_Problem:_ Give the total number of lines with the word "wild" in them, and no other words.

***

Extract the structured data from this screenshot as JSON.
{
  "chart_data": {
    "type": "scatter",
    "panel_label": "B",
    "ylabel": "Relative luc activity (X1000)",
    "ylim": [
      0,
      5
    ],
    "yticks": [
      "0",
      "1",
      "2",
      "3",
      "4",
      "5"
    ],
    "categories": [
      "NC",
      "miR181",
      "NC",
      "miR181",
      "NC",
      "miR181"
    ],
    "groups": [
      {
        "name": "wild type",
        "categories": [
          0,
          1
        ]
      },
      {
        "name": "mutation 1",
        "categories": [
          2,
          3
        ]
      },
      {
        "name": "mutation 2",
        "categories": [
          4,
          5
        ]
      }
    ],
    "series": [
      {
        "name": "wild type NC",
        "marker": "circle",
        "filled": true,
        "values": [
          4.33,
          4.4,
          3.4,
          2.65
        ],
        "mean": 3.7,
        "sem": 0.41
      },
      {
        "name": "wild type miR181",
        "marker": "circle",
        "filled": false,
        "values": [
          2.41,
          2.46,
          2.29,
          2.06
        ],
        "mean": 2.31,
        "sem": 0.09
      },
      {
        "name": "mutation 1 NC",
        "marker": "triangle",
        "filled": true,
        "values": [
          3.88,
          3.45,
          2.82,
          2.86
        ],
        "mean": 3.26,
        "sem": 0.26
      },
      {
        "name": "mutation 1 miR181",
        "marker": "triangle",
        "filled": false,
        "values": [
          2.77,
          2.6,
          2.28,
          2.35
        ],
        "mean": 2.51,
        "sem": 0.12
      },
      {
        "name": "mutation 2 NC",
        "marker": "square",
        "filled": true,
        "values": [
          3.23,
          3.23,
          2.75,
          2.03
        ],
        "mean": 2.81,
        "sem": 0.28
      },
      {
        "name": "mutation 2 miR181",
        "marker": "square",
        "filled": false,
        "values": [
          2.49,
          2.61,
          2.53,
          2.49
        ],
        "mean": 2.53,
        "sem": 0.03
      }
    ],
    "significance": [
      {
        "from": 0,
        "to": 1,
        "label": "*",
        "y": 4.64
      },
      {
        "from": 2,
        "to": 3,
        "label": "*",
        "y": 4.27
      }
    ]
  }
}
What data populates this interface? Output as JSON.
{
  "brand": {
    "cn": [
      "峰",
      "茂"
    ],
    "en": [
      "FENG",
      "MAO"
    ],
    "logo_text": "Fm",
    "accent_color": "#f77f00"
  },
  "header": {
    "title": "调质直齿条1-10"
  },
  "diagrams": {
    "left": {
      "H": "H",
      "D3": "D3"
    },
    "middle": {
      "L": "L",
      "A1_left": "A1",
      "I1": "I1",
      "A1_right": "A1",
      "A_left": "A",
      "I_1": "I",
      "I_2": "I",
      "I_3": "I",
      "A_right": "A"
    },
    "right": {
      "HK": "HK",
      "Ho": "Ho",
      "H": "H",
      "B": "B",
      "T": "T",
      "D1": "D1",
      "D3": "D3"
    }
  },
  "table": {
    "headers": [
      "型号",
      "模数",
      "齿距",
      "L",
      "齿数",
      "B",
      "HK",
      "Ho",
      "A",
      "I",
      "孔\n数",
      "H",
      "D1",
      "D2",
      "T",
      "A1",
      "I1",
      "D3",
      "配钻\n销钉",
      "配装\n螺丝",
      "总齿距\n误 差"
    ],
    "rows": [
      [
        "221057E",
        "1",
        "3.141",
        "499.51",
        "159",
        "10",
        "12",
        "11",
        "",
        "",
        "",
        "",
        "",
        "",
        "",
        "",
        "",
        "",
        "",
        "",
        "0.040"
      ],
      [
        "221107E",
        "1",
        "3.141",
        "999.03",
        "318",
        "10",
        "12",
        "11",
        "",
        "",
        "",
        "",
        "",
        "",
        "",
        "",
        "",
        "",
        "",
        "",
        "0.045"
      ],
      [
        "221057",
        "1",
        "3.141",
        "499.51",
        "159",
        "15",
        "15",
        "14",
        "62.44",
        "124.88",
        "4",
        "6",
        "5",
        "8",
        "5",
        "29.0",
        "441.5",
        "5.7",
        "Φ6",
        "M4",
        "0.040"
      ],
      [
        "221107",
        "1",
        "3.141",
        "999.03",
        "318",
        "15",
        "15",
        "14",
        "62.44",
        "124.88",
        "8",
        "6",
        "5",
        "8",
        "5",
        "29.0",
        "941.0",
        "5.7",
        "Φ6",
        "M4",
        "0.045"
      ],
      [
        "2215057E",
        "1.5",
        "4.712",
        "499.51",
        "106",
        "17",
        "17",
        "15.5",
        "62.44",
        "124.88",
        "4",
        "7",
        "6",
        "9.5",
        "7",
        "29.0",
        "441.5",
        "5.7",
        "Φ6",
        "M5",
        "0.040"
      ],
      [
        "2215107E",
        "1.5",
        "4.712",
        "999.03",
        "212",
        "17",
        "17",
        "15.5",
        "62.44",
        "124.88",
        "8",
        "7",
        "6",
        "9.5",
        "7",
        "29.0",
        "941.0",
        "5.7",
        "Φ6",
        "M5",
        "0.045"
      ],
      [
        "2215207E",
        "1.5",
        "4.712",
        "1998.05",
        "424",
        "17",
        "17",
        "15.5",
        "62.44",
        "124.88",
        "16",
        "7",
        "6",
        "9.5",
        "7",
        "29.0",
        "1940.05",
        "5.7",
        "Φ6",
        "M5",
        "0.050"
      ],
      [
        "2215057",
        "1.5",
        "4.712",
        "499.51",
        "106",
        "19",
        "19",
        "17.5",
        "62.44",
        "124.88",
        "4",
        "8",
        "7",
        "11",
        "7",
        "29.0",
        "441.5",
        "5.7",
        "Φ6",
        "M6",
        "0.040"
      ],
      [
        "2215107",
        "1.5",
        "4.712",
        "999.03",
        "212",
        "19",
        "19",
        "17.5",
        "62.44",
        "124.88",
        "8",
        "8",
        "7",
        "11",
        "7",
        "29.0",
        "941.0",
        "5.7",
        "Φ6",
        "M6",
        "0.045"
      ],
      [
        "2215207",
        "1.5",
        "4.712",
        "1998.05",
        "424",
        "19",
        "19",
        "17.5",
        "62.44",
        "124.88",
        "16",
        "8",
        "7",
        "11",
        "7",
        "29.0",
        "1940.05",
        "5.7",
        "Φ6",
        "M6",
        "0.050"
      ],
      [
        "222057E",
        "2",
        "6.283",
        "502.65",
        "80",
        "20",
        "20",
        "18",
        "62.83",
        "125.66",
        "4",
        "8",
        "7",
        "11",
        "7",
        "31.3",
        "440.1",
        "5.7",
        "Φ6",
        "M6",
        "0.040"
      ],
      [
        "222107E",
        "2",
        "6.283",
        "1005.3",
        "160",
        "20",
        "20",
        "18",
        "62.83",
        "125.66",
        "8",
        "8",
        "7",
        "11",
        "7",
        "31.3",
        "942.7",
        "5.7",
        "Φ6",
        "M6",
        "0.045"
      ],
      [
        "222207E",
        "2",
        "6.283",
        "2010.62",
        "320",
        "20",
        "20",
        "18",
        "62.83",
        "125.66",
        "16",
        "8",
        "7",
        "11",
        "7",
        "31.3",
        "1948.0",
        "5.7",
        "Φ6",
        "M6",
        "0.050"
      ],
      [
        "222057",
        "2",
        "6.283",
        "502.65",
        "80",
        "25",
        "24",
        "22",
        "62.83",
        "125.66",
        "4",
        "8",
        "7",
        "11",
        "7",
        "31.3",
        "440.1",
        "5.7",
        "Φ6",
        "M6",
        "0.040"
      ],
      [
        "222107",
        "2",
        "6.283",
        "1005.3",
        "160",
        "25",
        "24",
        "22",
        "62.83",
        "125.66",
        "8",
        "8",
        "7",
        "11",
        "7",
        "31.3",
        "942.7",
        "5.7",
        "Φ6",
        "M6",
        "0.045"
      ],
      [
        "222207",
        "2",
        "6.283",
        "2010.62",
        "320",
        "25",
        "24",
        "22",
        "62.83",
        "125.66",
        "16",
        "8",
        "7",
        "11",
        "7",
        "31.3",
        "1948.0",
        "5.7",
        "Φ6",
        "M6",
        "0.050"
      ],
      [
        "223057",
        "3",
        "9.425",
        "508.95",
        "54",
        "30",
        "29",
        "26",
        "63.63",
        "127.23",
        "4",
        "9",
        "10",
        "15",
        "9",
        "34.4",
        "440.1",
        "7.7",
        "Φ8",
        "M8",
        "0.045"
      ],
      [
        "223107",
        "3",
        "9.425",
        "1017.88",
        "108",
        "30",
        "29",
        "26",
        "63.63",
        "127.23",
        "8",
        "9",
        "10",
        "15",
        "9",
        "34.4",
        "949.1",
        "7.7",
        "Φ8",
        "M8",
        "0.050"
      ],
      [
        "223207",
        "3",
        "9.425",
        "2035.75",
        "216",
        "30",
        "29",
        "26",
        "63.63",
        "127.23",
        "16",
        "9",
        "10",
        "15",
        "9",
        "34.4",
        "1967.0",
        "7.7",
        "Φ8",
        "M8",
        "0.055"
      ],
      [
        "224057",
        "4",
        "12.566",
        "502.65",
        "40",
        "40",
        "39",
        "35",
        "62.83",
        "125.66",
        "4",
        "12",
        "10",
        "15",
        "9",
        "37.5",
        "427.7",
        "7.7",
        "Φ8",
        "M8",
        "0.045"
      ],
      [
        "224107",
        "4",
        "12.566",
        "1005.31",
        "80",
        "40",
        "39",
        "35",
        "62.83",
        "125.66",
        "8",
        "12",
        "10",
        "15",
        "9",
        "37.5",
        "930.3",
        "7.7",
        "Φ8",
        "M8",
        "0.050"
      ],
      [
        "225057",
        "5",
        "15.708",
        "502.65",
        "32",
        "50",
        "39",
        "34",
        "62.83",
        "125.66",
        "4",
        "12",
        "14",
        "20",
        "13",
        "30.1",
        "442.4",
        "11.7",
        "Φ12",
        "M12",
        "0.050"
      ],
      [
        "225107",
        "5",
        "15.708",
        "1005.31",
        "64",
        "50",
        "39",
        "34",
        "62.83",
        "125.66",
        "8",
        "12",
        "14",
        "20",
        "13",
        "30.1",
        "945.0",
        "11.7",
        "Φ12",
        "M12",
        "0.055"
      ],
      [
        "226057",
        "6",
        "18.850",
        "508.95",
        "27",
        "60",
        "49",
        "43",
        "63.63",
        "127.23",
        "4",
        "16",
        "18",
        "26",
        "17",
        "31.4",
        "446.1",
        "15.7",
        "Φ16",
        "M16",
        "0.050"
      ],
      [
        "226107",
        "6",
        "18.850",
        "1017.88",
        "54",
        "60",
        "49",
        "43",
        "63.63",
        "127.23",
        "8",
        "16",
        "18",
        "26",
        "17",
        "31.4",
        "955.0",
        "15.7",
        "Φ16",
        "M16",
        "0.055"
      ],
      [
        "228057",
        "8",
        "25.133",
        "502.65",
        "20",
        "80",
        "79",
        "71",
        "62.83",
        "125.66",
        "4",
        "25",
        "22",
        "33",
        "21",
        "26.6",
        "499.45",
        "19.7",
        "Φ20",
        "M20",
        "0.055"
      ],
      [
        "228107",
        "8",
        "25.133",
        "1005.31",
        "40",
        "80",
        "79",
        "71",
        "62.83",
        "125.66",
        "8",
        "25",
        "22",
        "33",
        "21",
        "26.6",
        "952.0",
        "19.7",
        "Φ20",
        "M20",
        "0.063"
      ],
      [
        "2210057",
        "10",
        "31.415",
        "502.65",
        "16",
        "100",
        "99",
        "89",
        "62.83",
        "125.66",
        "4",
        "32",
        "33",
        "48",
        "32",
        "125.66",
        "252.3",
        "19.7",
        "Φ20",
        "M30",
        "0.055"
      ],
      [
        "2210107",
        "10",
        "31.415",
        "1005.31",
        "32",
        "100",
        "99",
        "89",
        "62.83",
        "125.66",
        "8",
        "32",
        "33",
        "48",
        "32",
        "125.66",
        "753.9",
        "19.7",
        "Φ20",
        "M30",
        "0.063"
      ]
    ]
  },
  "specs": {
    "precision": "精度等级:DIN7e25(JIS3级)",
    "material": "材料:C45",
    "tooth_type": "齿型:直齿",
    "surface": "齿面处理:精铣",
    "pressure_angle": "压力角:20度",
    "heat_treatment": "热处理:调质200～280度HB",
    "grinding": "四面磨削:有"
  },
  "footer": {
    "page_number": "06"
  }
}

***

_Worked solution:_ 3